-- DIRECTIVE --
Could you print every record below exactly as it appears?

-- THE DATA --
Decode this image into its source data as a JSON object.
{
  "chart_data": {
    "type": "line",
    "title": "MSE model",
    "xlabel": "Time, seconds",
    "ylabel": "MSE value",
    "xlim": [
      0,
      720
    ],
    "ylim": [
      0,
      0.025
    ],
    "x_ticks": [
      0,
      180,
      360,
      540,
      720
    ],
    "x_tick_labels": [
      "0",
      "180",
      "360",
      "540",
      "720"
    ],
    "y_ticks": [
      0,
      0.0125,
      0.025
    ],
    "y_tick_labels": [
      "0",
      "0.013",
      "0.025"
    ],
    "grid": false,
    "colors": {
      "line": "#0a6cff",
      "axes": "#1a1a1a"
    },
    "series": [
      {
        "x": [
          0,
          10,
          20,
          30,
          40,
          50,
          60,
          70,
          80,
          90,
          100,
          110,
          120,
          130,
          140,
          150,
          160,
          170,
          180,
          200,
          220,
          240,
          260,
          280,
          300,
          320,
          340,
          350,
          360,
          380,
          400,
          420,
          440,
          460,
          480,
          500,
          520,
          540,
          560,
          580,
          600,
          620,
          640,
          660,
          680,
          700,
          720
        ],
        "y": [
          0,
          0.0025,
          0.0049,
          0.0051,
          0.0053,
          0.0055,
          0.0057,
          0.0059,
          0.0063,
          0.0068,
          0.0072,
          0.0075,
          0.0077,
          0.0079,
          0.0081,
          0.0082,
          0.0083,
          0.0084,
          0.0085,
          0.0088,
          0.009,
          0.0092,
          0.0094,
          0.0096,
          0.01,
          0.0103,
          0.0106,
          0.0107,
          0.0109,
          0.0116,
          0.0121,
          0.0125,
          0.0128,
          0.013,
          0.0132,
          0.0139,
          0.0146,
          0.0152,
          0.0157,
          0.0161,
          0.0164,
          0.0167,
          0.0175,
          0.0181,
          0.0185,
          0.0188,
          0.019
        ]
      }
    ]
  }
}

-- FINISHED EXERCISE --
Decode this image into its source data as a JSON object.
{
  "chart_data": {
    "type": "line",
    "title": "MSE model",
    "xlabel": "Time, seconds",
    "ylabel": "MSE value",
    "xlim": [
      0,
      720
    ],
    "ylim": [
      0,
      0.025
    ],
    "x_ticks": [
      0,
      180,
      360,
      540,
      720
    ],
    "x_tick_labels": [
      "0",
      "180",
      "360",
      "540",
      "720"
    ],
    "y_ticks": [
      0,
      0.0125,
      0.025
    ],
    "y_tick_labels": [
      "0",
      "0.013",
      "0.025"
    ],
    "grid": false,
    "colors": {
      "line": "#0a6cff",
      "axes": "#1a1a1a"
    },
    "series": [
      {
        "x": [
          0,
          10,
          20,
          30,
          40,
          50,
          60,
          70,
          80,
          90,
          100,
          110,
          120,
          130,
          140,
          150,
          160,
          170,
          180,
          200,
          220,
          240,
          260,
          280,
          300,
          320,
          340,
          350,
          360,
          380,
          400,
          420,
          440,
          460,
          480,
          500,
          520,
          540,
          560,
          580,
          600,
          620,
          640,
          660,
          680,
          700,
          720
        ],
        "y": [
          0,
          0.0025,
          0.0049,
          0.0051,
          0.0053,
          0.0055,
          0.0057,
          0.0059,
          0.0063,
          0.0068,
          0.0072,
          0.0075,
          0.0077,
          0.0079,
          0.0081,
          0.0082,
          0.0083,
          0.0084,
          0.0085,
          0.0088,
          0.009,
          0.0092,
          0.0094,
          0.0096,
          0.01,
          0.0103,
          0.0106,
          0.0107,
          0.0109,
          0.0116,
          0.0121,
          0.0125,
          0.0128,
          0.013,
          0.0132,
          0.0139,
          0.0146,
          0.0152,
          0.0157,
          0.0161,
          0.0164,
          0.0167,
          0.0175,
          0.0181,
          0.0185,
          0.0188,
          0.019
        ]
      }
    ]
  }
}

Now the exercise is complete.